操作任务 A: 列出这段关于杭州湾畔的文字中,少年们在海滩上捡拾、挖取或抢拾的全部东西。
操作任务 B: 请重写这段关于杭州湾畔的文字里从“过春节去杭州湾畔感受大海的呼吸,已成我的习惯。”到“线,连着乘风欲飞的碧海金沙。”的部分,把“白鹭”替换成“海鸥”。
操作任务 C: 用两句话概括这段关于杭州湾畔的文字。

给定文本:
──────────
过春节去杭州湾畔感受大海的呼吸,已成我的习惯。
我来到柘林外。东西横亘的雍正石护塘将海湾一带分成塘内塘外,穿石护塘而过的竹港,又将曾经的滩涂分成西区东区。站在竹港边西望,则是化工城林立的厂区。虽然初春犹寒,区域内的湿地与港汊间,白鹭在沿江翻飞。东望至金汇港左右,则是海湾旅游区,洁白的三叶风车,高俊的龙腾阁。蜿蜒而东的海堤像一根风筝引线,连着乘风欲飞的碧海金沙。
曾几何时,金汇港、竹港间的海涂,是我们少年的乐园。辽阔的海滩,无边无际的芦苇荡和秧草地。我们在退潮的沙滩上,捡拾黄泥螺,挖蛏子、蚬子;夜晚,夏雨淹没滩涂,我们提着马灯抢拾螃蜞。我们用泥沙将梦想垒成城堡、小矮人,尽管我们知道,潮水终将它们一一抹去,可依然乐此不疲。大片的盐田里,结晶盐反射出无数个太阳。盐民的弓背,将雪白的吴盐,垒成白色的金字塔。我们学着盐民,用苦卤治疗手脚的伤口。那伤口经过盐渍怎么就愈合了呢?我们瞭望海平线上似动非动的白帆,可我们稍不留神,它们就不见了。它们去了哪里呢?几十年了,这一切就像那白帆,什么时候不见的呢?
不觉流连至金汇港的入海口。潮水已退枯,阳光将沙滩铺成闪闪的锦鳞。不怕寒冷的浪漫情侣逡巡着朝向水边走去。他们莫非在找曾经的城堡和小矮人吗?正迟疑间,忽闻激流喧豗。循声看去,金汇港正开闸泄流。那乳黄的水流铆足了劲,沿着港漕冲刺奔突。澎湃汹涌的水声,吸引来无数游人。水声淹没了人声,可掩盖不住人们激动的表情。多少年了,看金汇港泄水还是第二回。第一回是在四十一年前,金汇港疏浚后。望着滚滚江水,我的思绪随之奔涌。
那曾称作“金汇塘”的人工河,蜿蜒曲折在五百年的时间长河中。曾清晰地记得,当年奉贤少泄水的大河。夏秋间遇风潮暴雨来临,江河肿胀得像患血吸虫病人的肚皮。黄水溢出堤岸,漫入房屋。淹没的庄稼,只剩枝叶。蛇、老鼠、蜈蚣都爬到树上。不更事的我们趴在桌子上、门板上,饶有兴趣地看江豚溯流而上,看鲫鱼、鲤鱼在门口进出。全然没注意父母脸上的殷忧,甚至快乐地涉过堰屺去上学。只是到了冬天,稀粥能照出人影,饭中掺杂了更多的山芋、豆类,才懂得那是大水过后歉收所致。每年一到雨季,农民们看着郁郁葱葱的庄稼,企盼着老天开恩,不要发大水。但少年的我们照样快乐,因为头上罩着父母的蓝天。
──────────
所给记录:
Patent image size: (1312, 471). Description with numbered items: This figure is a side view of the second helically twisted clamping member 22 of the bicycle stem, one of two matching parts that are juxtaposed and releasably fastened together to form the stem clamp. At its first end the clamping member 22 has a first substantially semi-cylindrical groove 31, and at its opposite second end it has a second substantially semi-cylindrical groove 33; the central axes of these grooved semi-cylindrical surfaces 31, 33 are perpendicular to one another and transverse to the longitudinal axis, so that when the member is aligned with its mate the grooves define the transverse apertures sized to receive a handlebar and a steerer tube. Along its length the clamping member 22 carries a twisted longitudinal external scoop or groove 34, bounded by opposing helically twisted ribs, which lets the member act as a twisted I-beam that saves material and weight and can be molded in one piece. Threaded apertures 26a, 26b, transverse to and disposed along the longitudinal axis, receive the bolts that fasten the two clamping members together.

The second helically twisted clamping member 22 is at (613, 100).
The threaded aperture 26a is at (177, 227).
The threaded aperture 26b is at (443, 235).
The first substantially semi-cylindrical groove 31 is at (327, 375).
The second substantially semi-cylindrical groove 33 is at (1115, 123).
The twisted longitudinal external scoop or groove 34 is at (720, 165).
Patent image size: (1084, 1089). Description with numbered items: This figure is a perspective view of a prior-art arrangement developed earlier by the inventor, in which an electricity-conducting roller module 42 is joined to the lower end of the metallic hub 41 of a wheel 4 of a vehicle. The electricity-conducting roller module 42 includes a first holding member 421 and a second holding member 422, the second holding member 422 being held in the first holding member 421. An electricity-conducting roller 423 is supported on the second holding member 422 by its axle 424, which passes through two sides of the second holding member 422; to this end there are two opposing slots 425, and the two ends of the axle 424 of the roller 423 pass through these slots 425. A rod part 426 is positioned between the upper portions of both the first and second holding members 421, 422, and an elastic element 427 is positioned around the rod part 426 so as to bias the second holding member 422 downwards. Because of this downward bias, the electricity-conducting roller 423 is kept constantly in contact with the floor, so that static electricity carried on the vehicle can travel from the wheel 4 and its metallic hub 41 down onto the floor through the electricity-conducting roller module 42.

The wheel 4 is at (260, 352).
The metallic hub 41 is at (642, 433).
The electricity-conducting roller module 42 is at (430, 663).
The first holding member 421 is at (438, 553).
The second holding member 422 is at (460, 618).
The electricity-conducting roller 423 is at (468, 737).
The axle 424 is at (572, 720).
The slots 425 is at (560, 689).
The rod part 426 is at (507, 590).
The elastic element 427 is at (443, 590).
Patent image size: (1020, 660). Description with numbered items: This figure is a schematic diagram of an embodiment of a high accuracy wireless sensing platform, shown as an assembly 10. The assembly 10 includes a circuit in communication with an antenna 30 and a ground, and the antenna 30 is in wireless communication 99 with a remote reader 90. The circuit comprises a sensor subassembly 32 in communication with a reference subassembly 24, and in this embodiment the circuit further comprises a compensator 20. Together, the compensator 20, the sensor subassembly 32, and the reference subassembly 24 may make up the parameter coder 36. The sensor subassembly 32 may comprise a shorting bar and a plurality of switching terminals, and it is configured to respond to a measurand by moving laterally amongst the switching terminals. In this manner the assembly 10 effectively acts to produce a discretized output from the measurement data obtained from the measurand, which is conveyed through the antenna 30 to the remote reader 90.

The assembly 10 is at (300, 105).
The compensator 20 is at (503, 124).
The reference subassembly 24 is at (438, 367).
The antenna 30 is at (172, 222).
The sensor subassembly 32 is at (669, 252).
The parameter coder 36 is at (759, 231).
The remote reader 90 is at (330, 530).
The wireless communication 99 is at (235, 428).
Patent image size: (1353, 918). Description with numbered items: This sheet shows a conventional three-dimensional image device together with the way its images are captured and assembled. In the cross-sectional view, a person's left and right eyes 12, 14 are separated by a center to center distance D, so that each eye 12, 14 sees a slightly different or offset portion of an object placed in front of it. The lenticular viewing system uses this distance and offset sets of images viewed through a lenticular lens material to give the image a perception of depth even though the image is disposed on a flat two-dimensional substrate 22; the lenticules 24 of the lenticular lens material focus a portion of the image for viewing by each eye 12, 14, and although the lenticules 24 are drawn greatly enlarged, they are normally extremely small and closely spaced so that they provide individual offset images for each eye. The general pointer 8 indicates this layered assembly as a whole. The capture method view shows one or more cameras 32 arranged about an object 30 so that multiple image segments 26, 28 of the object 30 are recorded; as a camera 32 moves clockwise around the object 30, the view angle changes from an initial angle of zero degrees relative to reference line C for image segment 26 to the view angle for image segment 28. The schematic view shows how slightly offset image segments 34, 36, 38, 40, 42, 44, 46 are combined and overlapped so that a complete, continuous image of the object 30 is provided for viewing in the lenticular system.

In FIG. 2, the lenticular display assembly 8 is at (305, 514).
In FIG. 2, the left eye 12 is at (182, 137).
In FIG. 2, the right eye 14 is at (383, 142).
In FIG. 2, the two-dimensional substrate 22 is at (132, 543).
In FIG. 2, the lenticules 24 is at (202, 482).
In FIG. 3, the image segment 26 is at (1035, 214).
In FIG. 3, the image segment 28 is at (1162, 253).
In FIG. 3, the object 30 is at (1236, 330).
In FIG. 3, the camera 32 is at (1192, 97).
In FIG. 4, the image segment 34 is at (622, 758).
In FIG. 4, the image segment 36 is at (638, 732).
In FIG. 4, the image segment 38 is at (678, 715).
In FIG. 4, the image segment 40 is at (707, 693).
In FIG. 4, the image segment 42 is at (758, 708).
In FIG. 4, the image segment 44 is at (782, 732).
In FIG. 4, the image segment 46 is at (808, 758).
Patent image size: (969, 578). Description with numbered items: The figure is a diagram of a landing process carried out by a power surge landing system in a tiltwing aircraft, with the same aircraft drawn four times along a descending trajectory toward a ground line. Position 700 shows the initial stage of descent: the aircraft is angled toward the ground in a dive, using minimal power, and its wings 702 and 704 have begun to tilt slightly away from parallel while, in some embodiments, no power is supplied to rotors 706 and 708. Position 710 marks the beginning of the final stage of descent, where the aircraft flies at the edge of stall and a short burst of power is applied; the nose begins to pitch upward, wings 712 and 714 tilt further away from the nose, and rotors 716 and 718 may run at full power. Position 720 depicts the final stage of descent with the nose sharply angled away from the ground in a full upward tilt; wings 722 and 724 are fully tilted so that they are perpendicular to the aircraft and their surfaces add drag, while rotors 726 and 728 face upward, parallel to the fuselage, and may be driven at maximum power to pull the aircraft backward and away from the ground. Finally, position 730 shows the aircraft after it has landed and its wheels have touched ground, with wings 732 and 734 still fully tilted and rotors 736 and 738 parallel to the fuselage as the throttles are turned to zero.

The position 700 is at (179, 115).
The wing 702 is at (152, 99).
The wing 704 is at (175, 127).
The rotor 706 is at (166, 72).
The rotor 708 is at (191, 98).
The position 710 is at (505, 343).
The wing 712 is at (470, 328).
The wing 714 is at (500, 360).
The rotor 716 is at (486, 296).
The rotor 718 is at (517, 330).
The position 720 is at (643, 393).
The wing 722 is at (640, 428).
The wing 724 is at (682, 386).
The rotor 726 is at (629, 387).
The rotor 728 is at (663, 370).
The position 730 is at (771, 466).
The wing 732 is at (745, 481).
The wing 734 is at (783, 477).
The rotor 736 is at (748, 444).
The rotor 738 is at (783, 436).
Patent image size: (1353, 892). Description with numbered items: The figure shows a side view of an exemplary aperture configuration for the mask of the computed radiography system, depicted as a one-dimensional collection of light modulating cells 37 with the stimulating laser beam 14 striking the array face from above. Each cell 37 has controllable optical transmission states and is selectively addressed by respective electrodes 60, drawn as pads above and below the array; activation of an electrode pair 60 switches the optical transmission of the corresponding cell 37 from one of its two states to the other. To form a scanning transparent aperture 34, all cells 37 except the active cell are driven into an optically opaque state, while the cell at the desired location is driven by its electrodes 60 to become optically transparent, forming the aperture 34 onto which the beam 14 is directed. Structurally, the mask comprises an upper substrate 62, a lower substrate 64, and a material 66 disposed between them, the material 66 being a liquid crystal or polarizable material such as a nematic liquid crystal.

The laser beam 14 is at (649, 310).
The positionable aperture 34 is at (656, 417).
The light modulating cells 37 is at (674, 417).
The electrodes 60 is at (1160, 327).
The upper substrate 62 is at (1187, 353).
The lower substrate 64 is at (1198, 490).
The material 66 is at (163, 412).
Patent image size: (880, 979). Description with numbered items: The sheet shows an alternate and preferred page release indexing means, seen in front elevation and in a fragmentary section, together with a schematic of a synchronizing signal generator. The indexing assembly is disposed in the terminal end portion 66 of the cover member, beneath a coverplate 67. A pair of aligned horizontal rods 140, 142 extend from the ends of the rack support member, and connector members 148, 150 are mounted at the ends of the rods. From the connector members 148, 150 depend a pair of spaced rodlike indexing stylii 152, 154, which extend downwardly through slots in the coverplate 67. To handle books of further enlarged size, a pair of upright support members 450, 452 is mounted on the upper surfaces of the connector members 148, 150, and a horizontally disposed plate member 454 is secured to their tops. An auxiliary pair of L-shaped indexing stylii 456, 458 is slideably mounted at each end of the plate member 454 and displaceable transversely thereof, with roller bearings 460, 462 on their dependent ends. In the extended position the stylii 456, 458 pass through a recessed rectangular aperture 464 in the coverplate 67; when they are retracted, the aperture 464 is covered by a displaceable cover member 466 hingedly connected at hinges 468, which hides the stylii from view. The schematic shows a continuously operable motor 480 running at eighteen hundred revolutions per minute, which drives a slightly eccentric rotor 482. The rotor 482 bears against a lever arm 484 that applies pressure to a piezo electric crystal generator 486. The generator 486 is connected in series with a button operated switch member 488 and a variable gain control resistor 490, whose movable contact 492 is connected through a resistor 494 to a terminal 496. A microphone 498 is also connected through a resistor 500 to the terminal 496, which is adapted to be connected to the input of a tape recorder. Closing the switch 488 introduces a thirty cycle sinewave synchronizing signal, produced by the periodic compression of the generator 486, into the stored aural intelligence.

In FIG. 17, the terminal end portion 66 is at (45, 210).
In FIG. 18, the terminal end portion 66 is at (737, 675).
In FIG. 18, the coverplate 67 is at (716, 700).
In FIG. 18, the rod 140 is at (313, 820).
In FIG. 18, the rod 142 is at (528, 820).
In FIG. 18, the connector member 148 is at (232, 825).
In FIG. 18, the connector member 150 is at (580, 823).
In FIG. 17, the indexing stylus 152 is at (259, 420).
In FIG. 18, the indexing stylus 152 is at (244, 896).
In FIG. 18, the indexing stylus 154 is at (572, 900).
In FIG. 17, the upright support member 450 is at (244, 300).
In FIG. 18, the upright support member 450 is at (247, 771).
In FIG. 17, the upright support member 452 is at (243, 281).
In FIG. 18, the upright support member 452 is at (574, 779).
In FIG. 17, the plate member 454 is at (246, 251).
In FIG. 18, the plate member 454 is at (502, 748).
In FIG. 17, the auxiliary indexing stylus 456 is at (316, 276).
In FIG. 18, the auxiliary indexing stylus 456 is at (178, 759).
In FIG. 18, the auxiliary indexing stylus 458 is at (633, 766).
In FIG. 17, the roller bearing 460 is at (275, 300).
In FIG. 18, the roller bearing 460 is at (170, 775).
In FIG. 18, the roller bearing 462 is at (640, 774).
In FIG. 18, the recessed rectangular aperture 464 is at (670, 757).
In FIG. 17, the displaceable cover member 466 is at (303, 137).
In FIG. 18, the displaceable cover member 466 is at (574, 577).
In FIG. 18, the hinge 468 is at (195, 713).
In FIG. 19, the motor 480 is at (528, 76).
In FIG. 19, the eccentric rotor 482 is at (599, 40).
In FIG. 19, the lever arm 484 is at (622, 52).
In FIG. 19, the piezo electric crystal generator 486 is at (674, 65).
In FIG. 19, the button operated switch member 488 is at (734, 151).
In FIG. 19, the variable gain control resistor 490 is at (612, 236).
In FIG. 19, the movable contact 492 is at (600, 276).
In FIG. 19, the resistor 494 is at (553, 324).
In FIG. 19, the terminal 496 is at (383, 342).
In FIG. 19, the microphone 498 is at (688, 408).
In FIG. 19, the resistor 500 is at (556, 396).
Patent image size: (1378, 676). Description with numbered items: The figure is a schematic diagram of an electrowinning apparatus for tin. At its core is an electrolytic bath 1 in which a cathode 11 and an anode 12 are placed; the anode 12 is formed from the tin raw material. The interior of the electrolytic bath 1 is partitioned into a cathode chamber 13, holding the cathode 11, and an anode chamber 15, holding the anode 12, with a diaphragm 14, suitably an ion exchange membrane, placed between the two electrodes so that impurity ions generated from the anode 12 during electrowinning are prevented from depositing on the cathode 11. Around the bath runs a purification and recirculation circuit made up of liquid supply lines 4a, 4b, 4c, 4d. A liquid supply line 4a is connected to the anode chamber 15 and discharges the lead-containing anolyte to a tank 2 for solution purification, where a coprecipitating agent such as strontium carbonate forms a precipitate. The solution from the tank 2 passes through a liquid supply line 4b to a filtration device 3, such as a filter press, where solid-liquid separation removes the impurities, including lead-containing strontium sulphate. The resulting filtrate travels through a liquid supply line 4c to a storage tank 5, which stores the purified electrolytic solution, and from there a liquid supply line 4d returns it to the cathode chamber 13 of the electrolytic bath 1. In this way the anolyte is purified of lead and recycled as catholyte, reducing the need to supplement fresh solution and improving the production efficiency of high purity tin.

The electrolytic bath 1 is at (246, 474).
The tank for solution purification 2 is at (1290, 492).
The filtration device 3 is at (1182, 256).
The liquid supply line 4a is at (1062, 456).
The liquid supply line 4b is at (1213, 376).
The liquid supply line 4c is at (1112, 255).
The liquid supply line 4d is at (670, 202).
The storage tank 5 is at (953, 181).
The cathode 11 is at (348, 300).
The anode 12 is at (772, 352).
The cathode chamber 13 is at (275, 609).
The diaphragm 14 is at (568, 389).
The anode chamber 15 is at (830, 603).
──────────
最终答案 A: 黄泥螺、蛏子、蚬子、螃蜞

最终答案 B:
过春节去杭州湾畔感受大海的呼吸,已成我的习惯。
我来到柘林外。东西横亘的雍正石护塘将海湾一带分成塘内塘外,穿石护塘而过的竹港,又将曾经的滩涂分成西区东区。站在竹港边西望,则是化工城林立的厂区。虽然初春犹寒,区域内的湿地与港汊间,海鸥在沿江翻飞。东望至金汇港左右,则是海湾旅游区,洁白的三叶风车,高俊的龙腾阁。蜿蜒而东的海堤像一根风筝引线,连着乘风欲飞的碧海金沙。

最终答案 C: 作者春节来到杭州湾畔的柘林外,望见西边化工城的厂区、湿地间翻飞的白鹭和东边的海湾旅游区,回忆起少年时在金汇港、竹港间的海涂上捡黄泥螺、挖蛏子、看盐民垒盐的乐趣。走到金汇港入海口时正逢开闸泄流,这是作者第二回看金汇港泄水,由此想起当年奉贤大河少泄水,风潮暴雨时黄水漫入房屋、淹没庄稼,而少年们照样快乐。